— Start of Text segment —

The Last Map

A Wedding Feast

I was in Maine recently, to do a wedding. It was at the Pemaquid Point lighthouse, near Wiscasset and Damariscotta—my first trip there, which is as far up Down East as I’ve ever been.  The reception was held in a fancy lobster shack. As we were called to the table, we brought our wineglasses, and were soon passing around breadbaskets and butter plates.

Steve and I introduced ourselves to the people sitting near us, and the woman next to me told about the hike she and her husband did earlier in the day. She described a beautiful trail in a nature preserve, and her mention of walking through stands of fragrant balsam caught my attention. She assured me it wasn’t a difficult trail, and said that it led to the coast where the sea air was fresh and the rocks were gorgeous. The best part, she and her husband agreed, was that taking the trail to the right led to an Osprey nest. She said that if we brought plenty of bug spray and walking shoes we’d have a good time.

Hitting the Trail

IMG_8910The next morning Steve and I found the place, parked, prepared ourselves with bug spray, sunblock, walking shoes and water. There was a kiosk with a sign asking us to write our names in the register and take a map. I picked up a brochure that told about the preserve, but didn’t have a map. I dug through all of them, and found one map—slightly creased—which had obviously been used and returned by someone else; maybe our friends from the wedding party. That was a relief. I am not an experienced hiker and a map was reassuring to me.

We began to walk and, Connecticut native that I am, I immediately recognized we were in second-growth forest. The land had once been the Russell farm, and the evidence was visible in the loosely constructed walls built from stones turned up by the plow. No stonemason would claim them as fine work, but they served to clear and mark the fields. Someone had laid out an easy trail, marked with blazes, fallen trees moved aside. There were places where the trail was muddy, but someone had laid boards over the mud, and build bridges over the streams. We walked through outdoor rooms: clearings, ferny glens, and clusters of balsam trees so fragrant we just stopped to breath and feel the peace.

— End of Text segment —
— Start of Raw data —

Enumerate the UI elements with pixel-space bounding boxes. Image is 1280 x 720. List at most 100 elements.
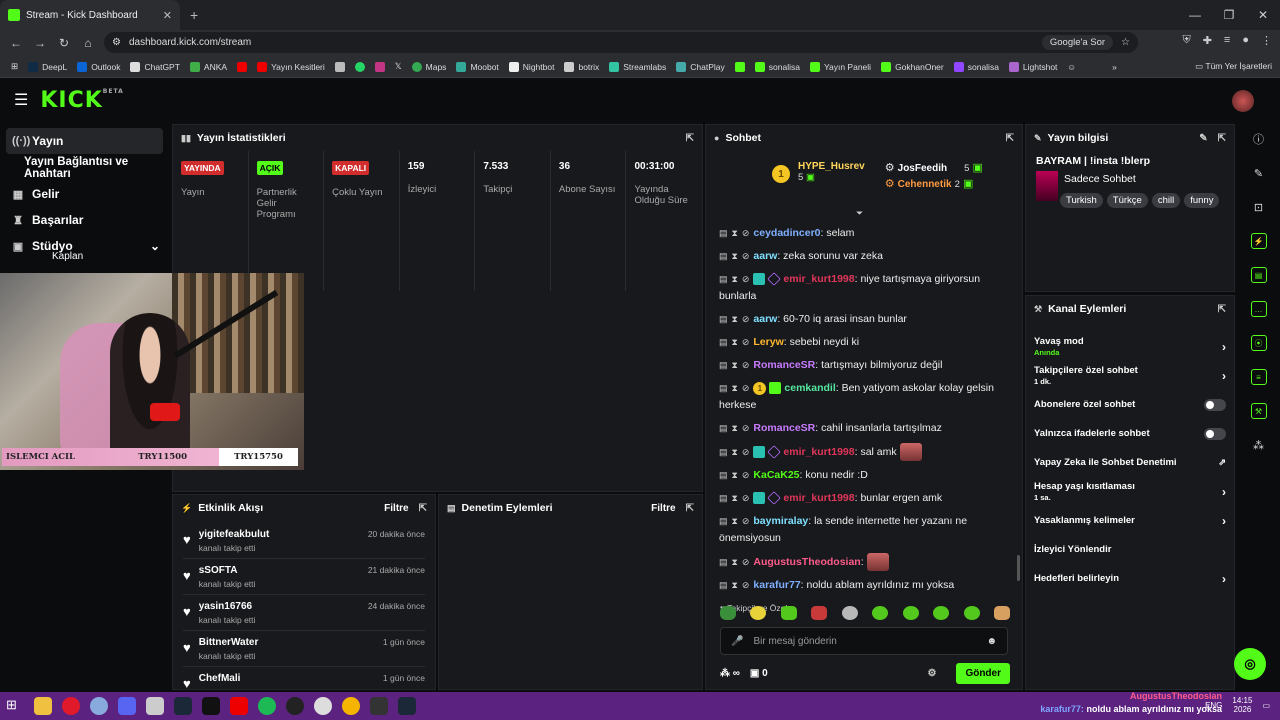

— End of Raw data —

Tasks:
1. In the post about the Maine hike, where was the wedding reception held?
2. Using the post about the Maine hike, say whether each statement agrees with it, and quote the words that decide it: (a) The woman at the table said the trail was difficult. (b) The land had once been a farm. (c) Taking the trail to the right led to an Osprey nest.
3. Rewrite the paragraph of the post about the Maine hike that begins "We began to walk" as a short list that keeps its main facts.
The material isn't needed here.

Task results:
1. In a fancy lobster shack.

2.
(a) No: "She assured me it wasn’t a difficult trail"
(b) Yes: "The land had once been the Russell farm"
(c) Yes: "taking the trail to the right led to an Osprey nest"

3.
- The narrator, a Connecticut native, recognized the woods as second-growth forest.
- The land had once been the Russell farm.
- Loose stone walls, built from stones turned up by the plow, cleared and marked the old fields.
- The easy trail was marked with blazes, and fallen trees had been moved aside.
- Boards covered the muddy spots, and bridges crossed the streams.
- The walk passed through clearings, ferny glens, and fragrant balsam groves, where they stopped to breathe and feel the peace.